Figure dataset records
....

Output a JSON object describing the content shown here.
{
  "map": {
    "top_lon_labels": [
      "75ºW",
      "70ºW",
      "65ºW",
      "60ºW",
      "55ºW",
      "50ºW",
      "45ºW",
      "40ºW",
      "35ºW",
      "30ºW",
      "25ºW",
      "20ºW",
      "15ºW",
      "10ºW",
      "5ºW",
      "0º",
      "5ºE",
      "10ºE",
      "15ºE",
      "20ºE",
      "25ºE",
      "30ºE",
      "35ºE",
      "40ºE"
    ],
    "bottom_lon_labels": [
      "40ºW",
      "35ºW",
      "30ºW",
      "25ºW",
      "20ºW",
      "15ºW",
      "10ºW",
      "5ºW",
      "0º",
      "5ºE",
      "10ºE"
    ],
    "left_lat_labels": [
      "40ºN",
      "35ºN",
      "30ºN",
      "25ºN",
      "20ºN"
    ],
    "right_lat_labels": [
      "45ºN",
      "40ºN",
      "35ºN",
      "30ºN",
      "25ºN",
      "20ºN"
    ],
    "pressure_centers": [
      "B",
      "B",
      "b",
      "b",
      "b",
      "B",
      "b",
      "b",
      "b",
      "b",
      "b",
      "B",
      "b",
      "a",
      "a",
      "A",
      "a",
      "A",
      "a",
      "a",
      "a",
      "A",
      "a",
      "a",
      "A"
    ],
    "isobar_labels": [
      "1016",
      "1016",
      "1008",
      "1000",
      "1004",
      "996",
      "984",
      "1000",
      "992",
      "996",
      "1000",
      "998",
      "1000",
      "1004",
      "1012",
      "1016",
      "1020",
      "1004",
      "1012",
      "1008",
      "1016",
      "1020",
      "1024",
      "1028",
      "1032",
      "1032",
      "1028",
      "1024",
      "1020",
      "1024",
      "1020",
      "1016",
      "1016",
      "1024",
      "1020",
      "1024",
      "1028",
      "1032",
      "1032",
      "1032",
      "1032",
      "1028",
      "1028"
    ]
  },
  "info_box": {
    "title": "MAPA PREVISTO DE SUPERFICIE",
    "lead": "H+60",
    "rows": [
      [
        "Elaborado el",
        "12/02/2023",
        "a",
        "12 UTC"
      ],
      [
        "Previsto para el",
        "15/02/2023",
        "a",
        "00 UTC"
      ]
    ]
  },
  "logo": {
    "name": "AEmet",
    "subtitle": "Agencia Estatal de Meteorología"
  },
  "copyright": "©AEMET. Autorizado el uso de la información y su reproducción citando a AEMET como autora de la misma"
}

....

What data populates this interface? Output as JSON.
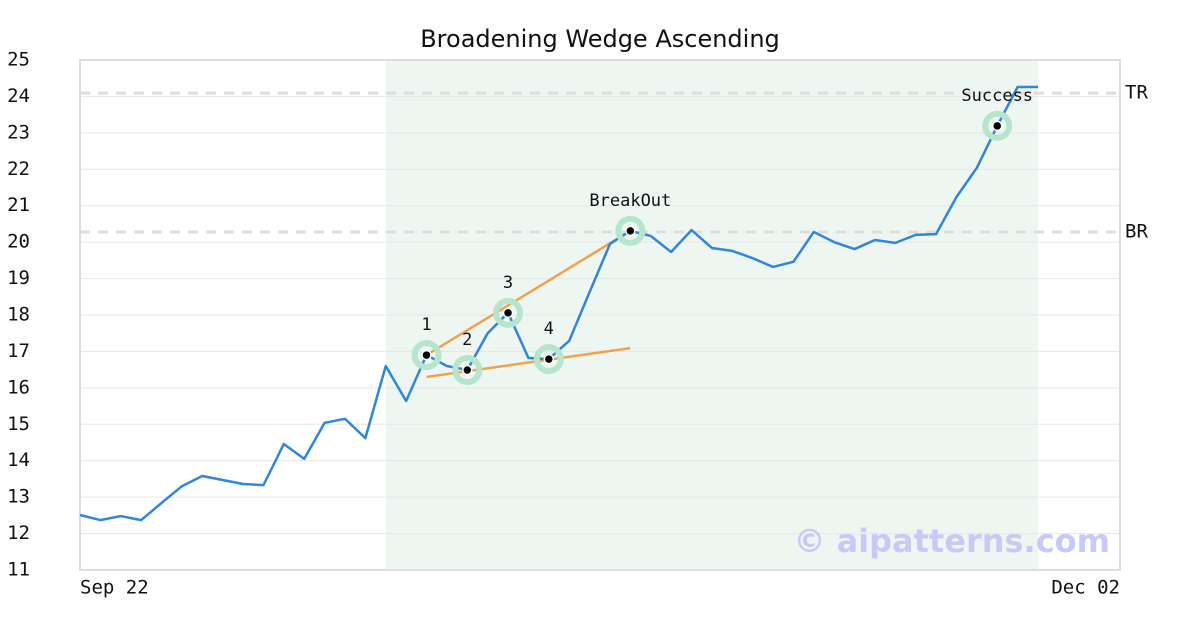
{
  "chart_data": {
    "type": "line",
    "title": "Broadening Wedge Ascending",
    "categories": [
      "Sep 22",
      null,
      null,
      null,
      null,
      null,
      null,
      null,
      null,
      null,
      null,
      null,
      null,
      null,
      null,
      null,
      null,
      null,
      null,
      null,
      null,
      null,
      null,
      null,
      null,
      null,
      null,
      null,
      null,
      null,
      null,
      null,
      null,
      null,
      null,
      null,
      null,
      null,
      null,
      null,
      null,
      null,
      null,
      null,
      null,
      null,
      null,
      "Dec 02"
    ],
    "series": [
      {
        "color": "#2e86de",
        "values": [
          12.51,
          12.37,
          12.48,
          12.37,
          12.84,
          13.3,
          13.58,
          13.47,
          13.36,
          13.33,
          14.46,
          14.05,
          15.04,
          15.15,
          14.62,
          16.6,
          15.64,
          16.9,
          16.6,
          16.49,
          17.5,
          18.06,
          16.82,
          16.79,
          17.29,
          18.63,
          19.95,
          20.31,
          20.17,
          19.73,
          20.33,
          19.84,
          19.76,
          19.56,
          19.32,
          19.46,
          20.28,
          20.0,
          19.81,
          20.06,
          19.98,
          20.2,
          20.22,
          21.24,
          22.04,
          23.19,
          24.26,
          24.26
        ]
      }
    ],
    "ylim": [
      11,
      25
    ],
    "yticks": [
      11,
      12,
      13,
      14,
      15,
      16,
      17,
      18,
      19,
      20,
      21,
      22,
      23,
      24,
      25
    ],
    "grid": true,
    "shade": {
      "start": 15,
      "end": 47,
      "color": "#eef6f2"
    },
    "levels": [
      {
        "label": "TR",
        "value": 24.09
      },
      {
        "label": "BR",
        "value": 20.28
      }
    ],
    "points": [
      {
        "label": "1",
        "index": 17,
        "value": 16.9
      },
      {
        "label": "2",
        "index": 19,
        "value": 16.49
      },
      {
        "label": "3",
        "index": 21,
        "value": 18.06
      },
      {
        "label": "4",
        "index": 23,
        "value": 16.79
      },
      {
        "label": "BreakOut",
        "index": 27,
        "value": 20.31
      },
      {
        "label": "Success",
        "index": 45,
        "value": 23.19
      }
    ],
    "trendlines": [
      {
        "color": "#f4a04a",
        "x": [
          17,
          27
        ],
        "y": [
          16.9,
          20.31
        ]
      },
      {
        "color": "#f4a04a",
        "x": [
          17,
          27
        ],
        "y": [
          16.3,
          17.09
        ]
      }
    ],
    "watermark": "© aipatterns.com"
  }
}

....

**PROBLEM STATEMENT**: Copy all lines of the material above where the string "color" occurs.

**TASK RESULT**:
        "color": "#2e86de",
      "color": "#eef6f2"
        "color": "#f4a04a",
        "color": "#f4a04a",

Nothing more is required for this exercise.